== TASK STATEMENT ==
Below are some records; retype all of them exactly.

— BEGIN —

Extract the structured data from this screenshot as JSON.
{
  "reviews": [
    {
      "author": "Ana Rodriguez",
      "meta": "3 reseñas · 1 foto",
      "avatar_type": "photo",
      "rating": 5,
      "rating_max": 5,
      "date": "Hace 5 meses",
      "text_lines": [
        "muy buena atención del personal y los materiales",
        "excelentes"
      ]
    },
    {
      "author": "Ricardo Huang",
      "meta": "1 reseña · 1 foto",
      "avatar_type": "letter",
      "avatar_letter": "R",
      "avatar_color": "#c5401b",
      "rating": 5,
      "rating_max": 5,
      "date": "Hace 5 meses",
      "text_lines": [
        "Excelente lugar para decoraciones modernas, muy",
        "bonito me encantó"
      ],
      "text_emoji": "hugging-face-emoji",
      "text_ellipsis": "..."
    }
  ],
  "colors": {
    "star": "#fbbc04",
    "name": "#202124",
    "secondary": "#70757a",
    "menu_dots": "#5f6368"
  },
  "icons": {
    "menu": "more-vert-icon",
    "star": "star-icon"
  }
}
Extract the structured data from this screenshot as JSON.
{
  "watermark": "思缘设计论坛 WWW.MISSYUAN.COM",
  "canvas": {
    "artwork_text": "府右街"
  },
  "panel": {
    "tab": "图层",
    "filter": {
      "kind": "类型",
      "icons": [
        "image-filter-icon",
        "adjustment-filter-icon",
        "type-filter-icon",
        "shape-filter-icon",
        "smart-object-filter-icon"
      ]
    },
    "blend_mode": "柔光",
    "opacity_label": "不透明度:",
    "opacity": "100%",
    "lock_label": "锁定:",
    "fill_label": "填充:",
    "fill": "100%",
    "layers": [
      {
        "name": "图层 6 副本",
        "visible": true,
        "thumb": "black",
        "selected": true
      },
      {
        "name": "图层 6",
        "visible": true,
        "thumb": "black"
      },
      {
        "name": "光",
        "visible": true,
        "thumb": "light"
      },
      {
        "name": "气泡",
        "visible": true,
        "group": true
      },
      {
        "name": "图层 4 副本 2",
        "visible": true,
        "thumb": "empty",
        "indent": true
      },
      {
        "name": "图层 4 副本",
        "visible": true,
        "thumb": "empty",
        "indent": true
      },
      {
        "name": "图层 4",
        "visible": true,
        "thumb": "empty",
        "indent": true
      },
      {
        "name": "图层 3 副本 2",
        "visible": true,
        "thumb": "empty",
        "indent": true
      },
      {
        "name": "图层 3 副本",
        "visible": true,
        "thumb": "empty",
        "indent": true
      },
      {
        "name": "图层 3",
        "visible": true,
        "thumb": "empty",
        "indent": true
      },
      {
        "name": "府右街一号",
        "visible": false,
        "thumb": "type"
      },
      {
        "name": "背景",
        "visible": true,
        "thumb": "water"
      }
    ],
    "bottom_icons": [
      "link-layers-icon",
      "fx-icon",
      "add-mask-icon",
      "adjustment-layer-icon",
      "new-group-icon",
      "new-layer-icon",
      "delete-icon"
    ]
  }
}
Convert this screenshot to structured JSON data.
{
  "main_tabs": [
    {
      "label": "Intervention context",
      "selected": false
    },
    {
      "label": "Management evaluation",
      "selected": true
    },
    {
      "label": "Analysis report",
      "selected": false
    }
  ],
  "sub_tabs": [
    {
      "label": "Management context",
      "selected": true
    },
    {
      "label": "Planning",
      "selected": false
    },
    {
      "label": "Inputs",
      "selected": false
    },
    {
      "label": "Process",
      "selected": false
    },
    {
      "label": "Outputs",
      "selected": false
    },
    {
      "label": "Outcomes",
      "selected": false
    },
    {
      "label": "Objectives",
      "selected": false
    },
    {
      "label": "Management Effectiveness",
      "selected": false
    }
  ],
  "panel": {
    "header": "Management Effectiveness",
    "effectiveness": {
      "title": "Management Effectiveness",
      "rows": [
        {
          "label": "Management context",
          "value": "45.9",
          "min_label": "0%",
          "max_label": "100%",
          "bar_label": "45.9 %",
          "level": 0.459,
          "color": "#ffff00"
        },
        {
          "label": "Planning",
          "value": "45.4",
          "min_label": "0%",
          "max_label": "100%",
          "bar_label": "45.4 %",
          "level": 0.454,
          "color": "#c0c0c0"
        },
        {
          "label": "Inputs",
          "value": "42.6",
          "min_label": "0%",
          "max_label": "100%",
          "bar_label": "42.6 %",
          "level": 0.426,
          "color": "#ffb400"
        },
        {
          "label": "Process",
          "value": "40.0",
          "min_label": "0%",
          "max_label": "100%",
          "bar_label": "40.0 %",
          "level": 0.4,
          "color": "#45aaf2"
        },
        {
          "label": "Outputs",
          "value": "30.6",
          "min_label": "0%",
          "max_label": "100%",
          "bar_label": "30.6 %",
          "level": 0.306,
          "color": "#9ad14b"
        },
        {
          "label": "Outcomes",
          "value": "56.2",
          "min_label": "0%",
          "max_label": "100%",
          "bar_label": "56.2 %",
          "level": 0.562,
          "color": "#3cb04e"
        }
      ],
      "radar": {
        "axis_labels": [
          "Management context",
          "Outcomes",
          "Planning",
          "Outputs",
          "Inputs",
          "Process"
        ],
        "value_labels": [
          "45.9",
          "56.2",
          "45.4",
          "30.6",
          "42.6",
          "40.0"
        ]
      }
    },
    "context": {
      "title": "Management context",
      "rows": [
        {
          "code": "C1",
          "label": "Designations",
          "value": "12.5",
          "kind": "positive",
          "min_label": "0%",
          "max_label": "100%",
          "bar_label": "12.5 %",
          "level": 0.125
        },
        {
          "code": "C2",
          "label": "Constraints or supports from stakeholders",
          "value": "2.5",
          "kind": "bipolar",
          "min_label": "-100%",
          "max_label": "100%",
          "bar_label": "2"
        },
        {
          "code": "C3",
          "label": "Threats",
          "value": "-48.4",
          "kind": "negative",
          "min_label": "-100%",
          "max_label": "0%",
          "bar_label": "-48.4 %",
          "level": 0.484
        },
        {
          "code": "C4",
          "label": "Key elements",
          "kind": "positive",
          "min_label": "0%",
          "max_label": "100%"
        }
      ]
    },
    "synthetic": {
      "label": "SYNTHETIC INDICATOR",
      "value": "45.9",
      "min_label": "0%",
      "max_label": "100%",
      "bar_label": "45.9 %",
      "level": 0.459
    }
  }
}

— END —

== WORKED SOLUTION ==
Extract the structured data from this screenshot as JSON.
{
  "reviews": [
    {
      "author": "Ana Rodriguez",
      "meta": "3 reseñas · 1 foto",
      "avatar_type": "photo",
      "rating": 5,
      "rating_max": 5,
      "date": "Hace 5 meses",
      "text_lines": [
        "muy buena atención del personal y los materiales",
        "excelentes"
      ]
    },
    {
      "author": "Ricardo Huang",
      "meta": "1 reseña · 1 foto",
      "avatar_type": "letter",
      "avatar_letter": "R",
      "avatar_color": "#c5401b",
      "rating": 5,
      "rating_max": 5,
      "date": "Hace 5 meses",
      "text_lines": [
        "Excelente lugar para decoraciones modernas, muy",
        "bonito me encantó"
      ],
      "text_emoji": "hugging-face-emoji",
      "text_ellipsis": "..."
    }
  ],
  "colors": {
    "star": "#fbbc04",
    "name": "#202124",
    "secondary": "#70757a",
    "menu_dots": "#5f6368"
  },
  "icons": {
    "menu": "more-vert-icon",
    "star": "star-icon"
  }
}
Extract the structured data from this screenshot as JSON.
{
  "watermark": "思缘设计论坛 WWW.MISSYUAN.COM",
  "canvas": {
    "artwork_text": "府右街"
  },
  "panel": {
    "tab": "图层",
    "filter": {
      "kind": "类型",
      "icons": [
        "image-filter-icon",
        "adjustment-filter-icon",
        "type-filter-icon",
        "shape-filter-icon",
        "smart-object-filter-icon"
      ]
    },
    "blend_mode": "柔光",
    "opacity_label": "不透明度:",
    "opacity": "100%",
    "lock_label": "锁定:",
    "fill_label": "填充:",
    "fill": "100%",
    "layers": [
      {
        "name": "图层 6 副本",
        "visible": true,
        "thumb": "black",
        "selected": true
      },
      {
        "name": "图层 6",
        "visible": true,
        "thumb": "black"
      },
      {
        "name": "光",
        "visible": true,
        "thumb": "light"
      },
      {
        "name": "气泡",
        "visible": true,
        "group": true
      },
      {
        "name": "图层 4 副本 2",
        "visible": true,
        "thumb": "empty",
        "indent": true
      },
      {
        "name": "图层 4 副本",
        "visible": true,
        "thumb": "empty",
        "indent": true
      },
      {
        "name": "图层 4",
        "visible": true,
        "thumb": "empty",
        "indent": true
      },
      {
        "name": "图层 3 副本 2",
        "visible": true,
        "thumb": "empty",
        "indent": true
      },
      {
        "name": "图层 3 副本",
        "visible": true,
        "thumb": "empty",
        "indent": true
      },
      {
        "name": "图层 3",
        "visible": true,
        "thumb": "empty",
        "indent": true
      },
      {
        "name": "府右街一号",
        "visible": false,
        "thumb": "type"
      },
      {
        "name": "背景",
        "visible": true,
        "thumb": "water"
      }
    ],
    "bottom_icons": [
      "link-layers-icon",
      "fx-icon",
      "add-mask-icon",
      "adjustment-layer-icon",
      "new-group-icon",
      "new-layer-icon",
      "delete-icon"
    ]
  }
}
Convert this screenshot to structured JSON data.
{
  "main_tabs": [
    {
      "label": "Intervention context",
      "selected": false
    },
    {
      "label": "Management evaluation",
      "selected": true
    },
    {
      "label": "Analysis report",
      "selected": false
    }
  ],
  "sub_tabs": [
    {
      "label": "Management context",
      "selected": true
    },
    {
      "label": "Planning",
      "selected": false
    },
    {
      "label": "Inputs",
      "selected": false
    },
    {
      "label": "Process",
      "selected": false
    },
    {
      "label": "Outputs",
      "selected": false
    },
    {
      "label": "Outcomes",
      "selected": false
    },
    {
      "label": "Objectives",
      "selected": false
    },
    {
      "label": "Management Effectiveness",
      "selected": false
    }
  ],
  "panel": {
    "header": "Management Effectiveness",
    "effectiveness": {
      "title": "Management Effectiveness",
      "rows": [
        {
          "label": "Management context",
          "value": "45.9",
          "min_label": "0%",
          "max_label": "100%",
          "bar_label": "45.9 %",
          "level": 0.459,
          "color": "#ffff00"
        },
        {
          "label": "Planning",
          "value": "45.4",
          "min_label": "0%",
          "max_label": "100%",
          "bar_label": "45.4 %",
          "level": 0.454,
          "color": "#c0c0c0"
        },
        {
          "label": "Inputs",
          "value": "42.6",
          "min_label": "0%",
          "max_label": "100%",
          "bar_label": "42.6 %",
          "level": 0.426,
          "color": "#ffb400"
        },
        {
          "label": "Process",
          "value": "40.0",
          "min_label": "0%",
          "max_label": "100%",
          "bar_label": "40.0 %",
          "level": 0.4,
          "color": "#45aaf2"
        },
        {
          "label": "Outputs",
          "value": "30.6",
          "min_label": "0%",
          "max_label": "100%",
          "bar_label": "30.6 %",
          "level": 0.306,
          "color": "#9ad14b"
        },
        {
          "label": "Outcomes",
          "value": "56.2",
          "min_label": "0%",
          "max_label": "100%",
          "bar_label": "56.2 %",
          "level": 0.562,
          "color": "#3cb04e"
        }
      ],
      "radar": {
        "axis_labels": [
          "Management context",
          "Outcomes",
          "Planning",
          "Outputs",
          "Inputs",
          "Process"
        ],
        "value_labels": [
          "45.9",
          "56.2",
          "45.4",
          "30.6",
          "42.6",
          "40.0"
        ]
      }
    },
    "context": {
      "title": "Management context",
      "rows": [
        {
          "code": "C1",
          "label": "Designations",
          "value": "12.5",
          "kind": "positive",
          "min_label": "0%",
          "max_label": "100%",
          "bar_label": "12.5 %",
          "level": 0.125
        },
        {
          "code": "C2",
          "label": "Constraints or supports from stakeholders",
          "value": "2.5",
          "kind": "bipolar",
          "min_label": "-100%",
          "max_label": "100%",
          "bar_label": "2"
        },
        {
          "code": "C3",
          "label": "Threats",
          "value": "-48.4",
          "kind": "negative",
          "min_label": "-100%",
          "max_label": "0%",
          "bar_label": "-48.4 %",
          "level": 0.484
        },
        {
          "code": "C4",
          "label": "Key elements",
          "kind": "positive",
          "min_label": "0%",
          "max_label": "100%"
        }
      ]
    },
    "synthetic": {
      "label": "SYNTHETIC INDICATOR",
      "value": "45.9",
      "min_label": "0%",
      "max_label": "100%",
      "bar_label": "45.9 %",
      "level": 0.459
    }
  }
}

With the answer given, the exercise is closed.